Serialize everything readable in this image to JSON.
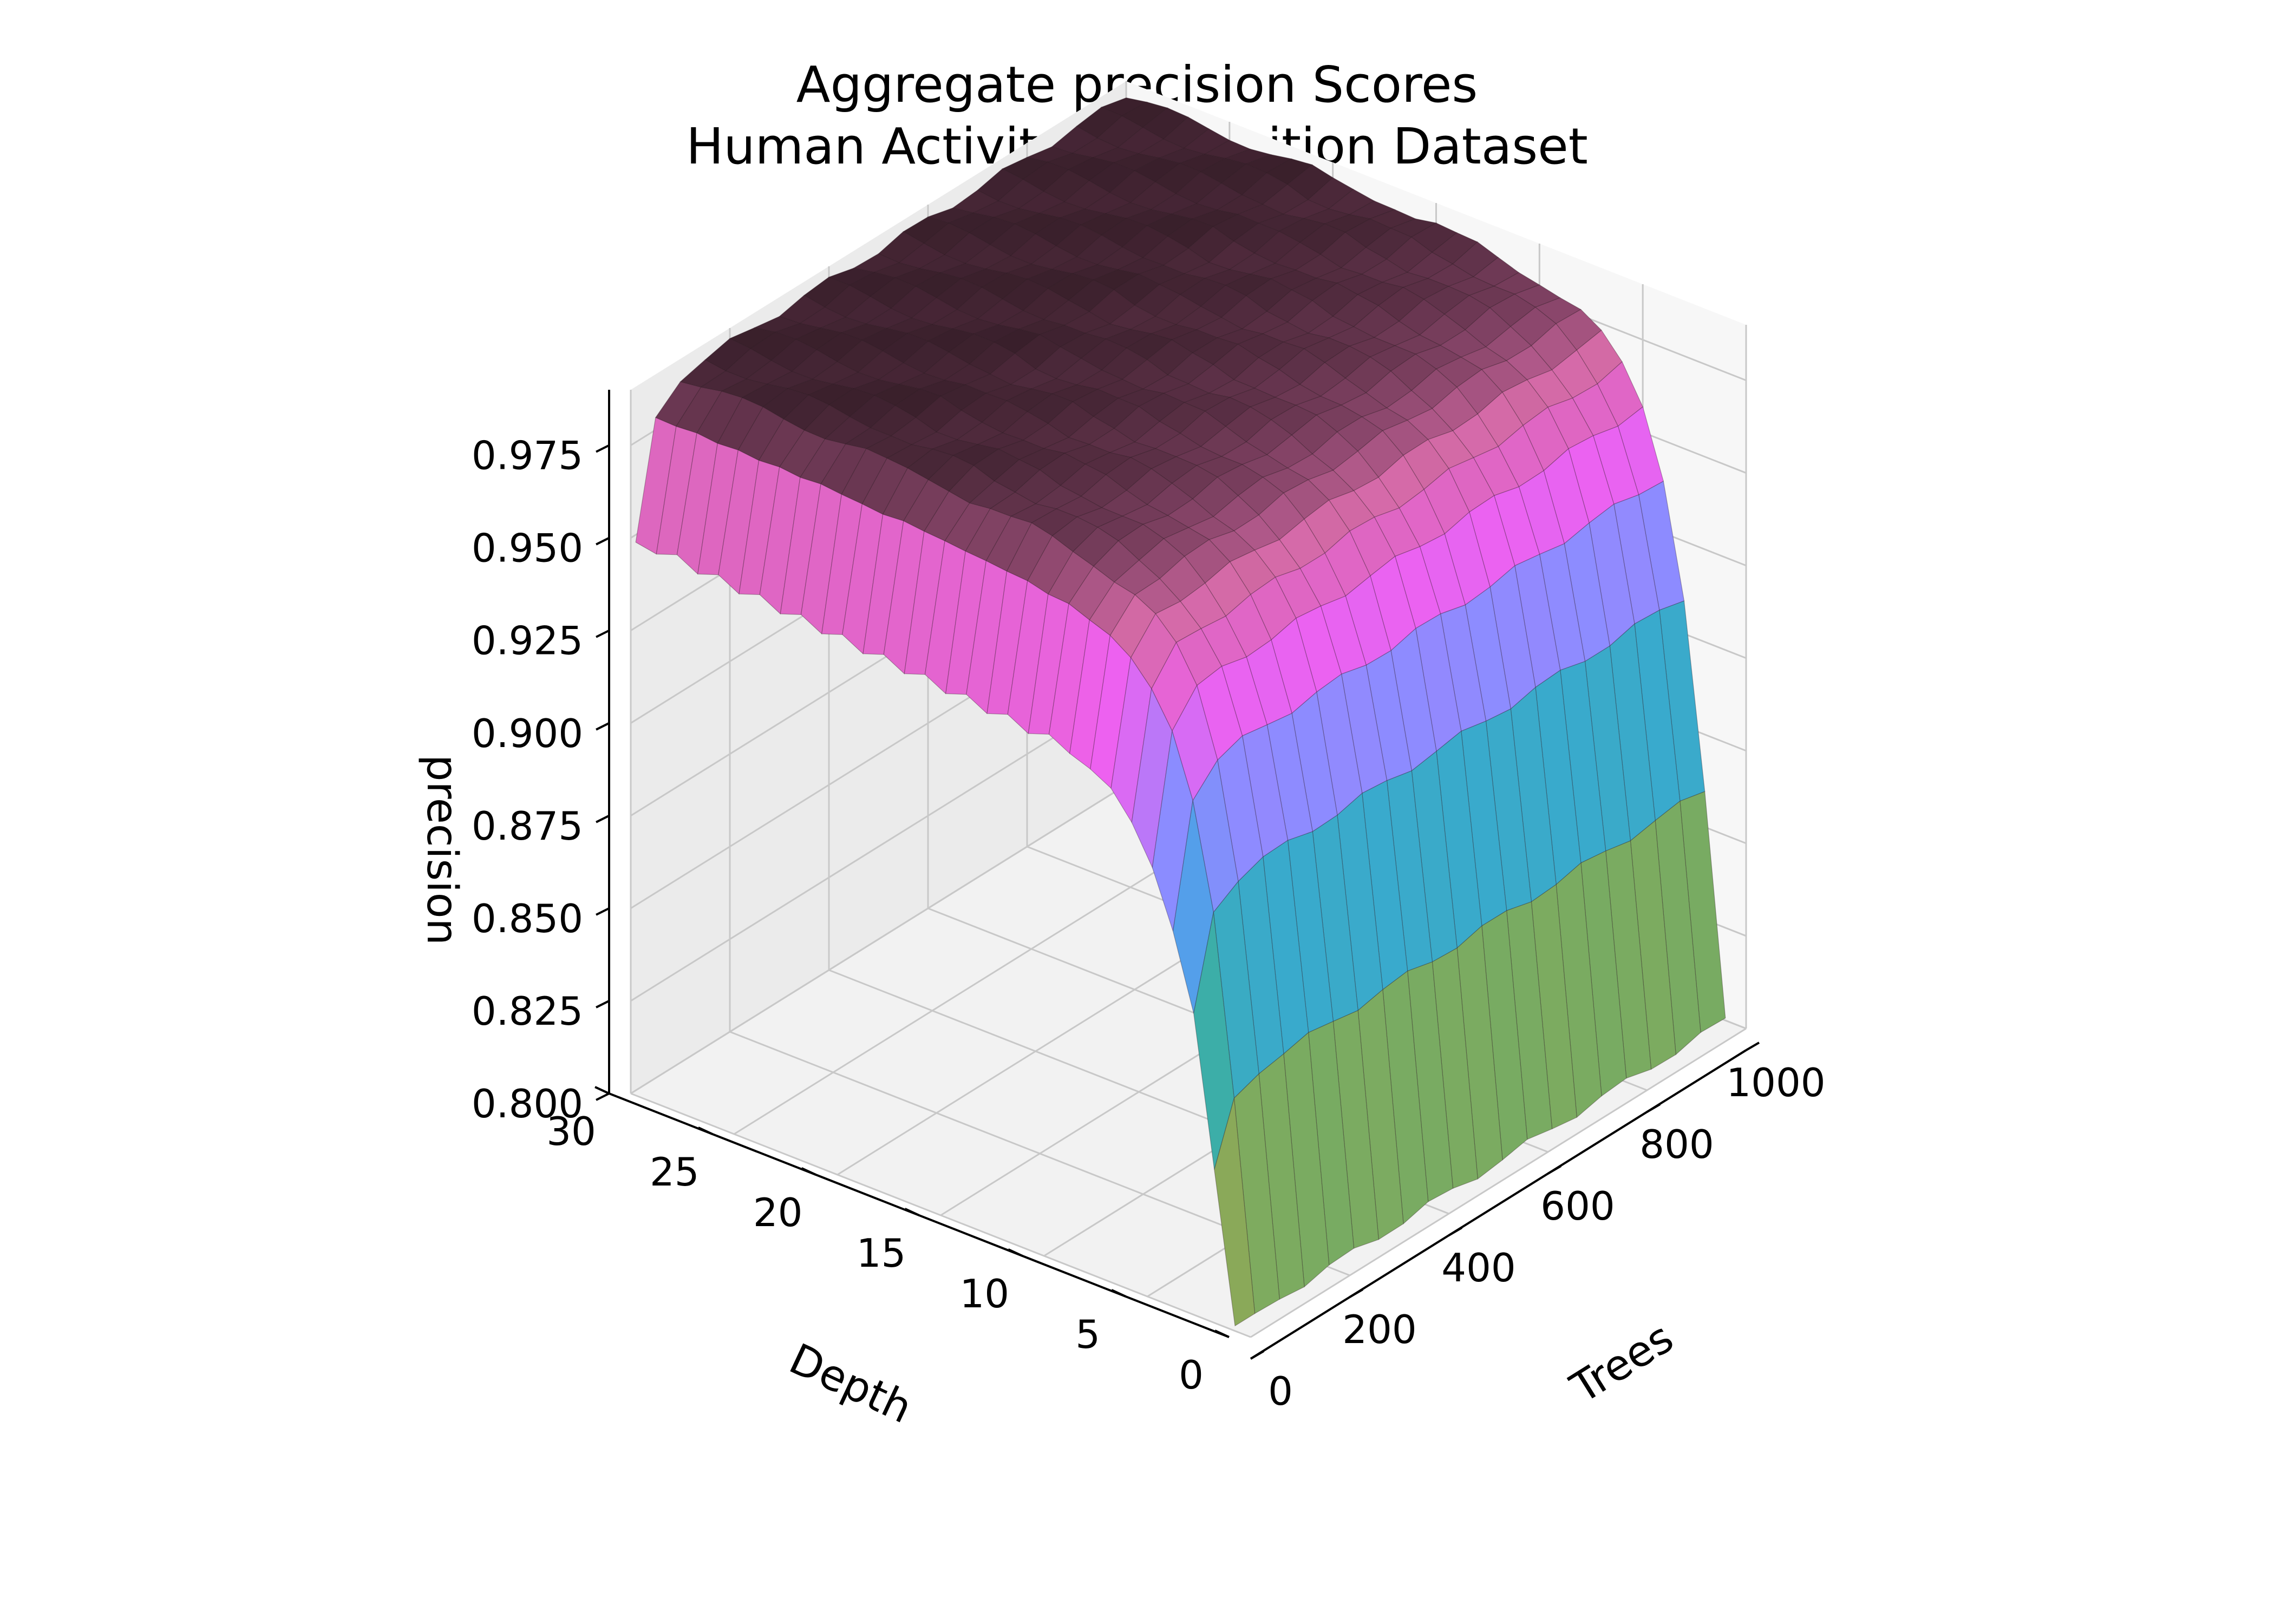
{
  "chart_data": {
    "type": "surface",
    "title": "Aggregate precision Scores",
    "subtitle": "Human Activity Recognition Dataset",
    "xlabel": "Trees",
    "ylabel": "Depth",
    "zlabel": "precision",
    "x_ticks": [
      "0",
      "200",
      "400",
      "600",
      "800",
      "1000"
    ],
    "y_ticks": [
      "0",
      "5",
      "10",
      "15",
      "20",
      "25",
      "30"
    ],
    "z_ticks": [
      "0.800",
      "0.825",
      "0.850",
      "0.875",
      "0.900",
      "0.925",
      "0.950",
      "0.975"
    ],
    "xlim": [
      0,
      1000
    ],
    "ylim": [
      0,
      30
    ],
    "zlim": [
      0.8,
      0.99
    ],
    "grid": true,
    "colormap": [
      "#c8a23a",
      "#3fb27f",
      "#38a8e0",
      "#8c8cff",
      "#f060f0",
      "#d46aa6",
      "#2e1a22"
    ],
    "trees": [
      10,
      50,
      100,
      150,
      200,
      250,
      300,
      350,
      400,
      450,
      500,
      550,
      600,
      650,
      700,
      750,
      800,
      850,
      900,
      950,
      1000
    ],
    "depths": [
      1,
      2,
      3,
      4,
      5,
      6,
      7,
      8,
      9,
      10,
      11,
      12,
      13,
      14,
      15,
      16,
      17,
      18,
      19,
      20,
      21,
      22,
      23,
      24,
      25,
      26,
      27,
      28,
      29,
      30
    ],
    "depth_curve": [
      0.8,
      0.86,
      0.91,
      0.94,
      0.957,
      0.966,
      0.972,
      0.976,
      0.978,
      0.98,
      0.981,
      0.982,
      0.983,
      0.983,
      0.984,
      0.984,
      0.985,
      0.985,
      0.985,
      0.985,
      0.986,
      0.986,
      0.986,
      0.986,
      0.986,
      0.986,
      0.986,
      0.986,
      0.986,
      0.986
    ],
    "low_tree_precision_by_depth": [
      0.8,
      0.84,
      0.88,
      0.9,
      0.915,
      0.925,
      0.932,
      0.935,
      0.937,
      0.94,
      0.938,
      0.941,
      0.939,
      0.942,
      0.94,
      0.943,
      0.941,
      0.944,
      0.942,
      0.945,
      0.943,
      0.946,
      0.944,
      0.947,
      0.945,
      0.948,
      0.946,
      0.949,
      0.947,
      0.948
    ]
  }
}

--------

-- Task to complete --
Pictures in the records above are not copied; print everything else exactly.

-- The answer --
Serialize everything readable in this image to JSON.
{
  "chart_data": {
    "type": "surface",
    "title": "Aggregate precision Scores",
    "subtitle": "Human Activity Recognition Dataset",
    "xlabel": "Trees",
    "ylabel": "Depth",
    "zlabel": "precision",
    "x_ticks": [
      "0",
      "200",
      "400",
      "600",
      "800",
      "1000"
    ],
    "y_ticks": [
      "0",
      "5",
      "10",
      "15",
      "20",
      "25",
      "30"
    ],
    "z_ticks": [
      "0.800",
      "0.825",
      "0.850",
      "0.875",
      "0.900",
      "0.925",
      "0.950",
      "0.975"
    ],
    "xlim": [
      0,
      1000
    ],
    "ylim": [
      0,
      30
    ],
    "zlim": [
      0.8,
      0.99
    ],
    "grid": true,
    "colormap": [
      "#c8a23a",
      "#3fb27f",
      "#38a8e0",
      "#8c8cff",
      "#f060f0",
      "#d46aa6",
      "#2e1a22"
    ],
    "trees": [
      10,
      50,
      100,
      150,
      200,
      250,
      300,
      350,
      400,
      450,
      500,
      550,
      600,
      650,
      700,
      750,
      800,
      850,
      900,
      950,
      1000
    ],
    "depths": [
      1,
      2,
      3,
      4,
      5,
      6,
      7,
      8,
      9,
      10,
      11,
      12,
      13,
      14,
      15,
      16,
      17,
      18,
      19,
      20,
      21,
      22,
      23,
      24,
      25,
      26,
      27,
      28,
      29,
      30
    ],
    "depth_curve": [
      0.8,
      0.86,
      0.91,
      0.94,
      0.957,
      0.966,
      0.972,
      0.976,
      0.978,
      0.98,
      0.981,
      0.982,
      0.983,
      0.983,
      0.984,
      0.984,
      0.985,
      0.985,
      0.985,
      0.985,
      0.986,
      0.986,
      0.986,
      0.986,
      0.986,
      0.986,
      0.986,
      0.986,
      0.986,
      0.986
    ],
    "low_tree_precision_by_depth": [
      0.8,
      0.84,
      0.88,
      0.9,
      0.915,
      0.925,
      0.932,
      0.935,
      0.937,
      0.94,
      0.938,
      0.941,
      0.939,
      0.942,
      0.94,
      0.943,
      0.941,
      0.944,
      0.942,
      0.945,
      0.943,
      0.946,
      0.944,
      0.947,
      0.945,
      0.948,
      0.946,
      0.949,
      0.947,
      0.948
    ]
  }
}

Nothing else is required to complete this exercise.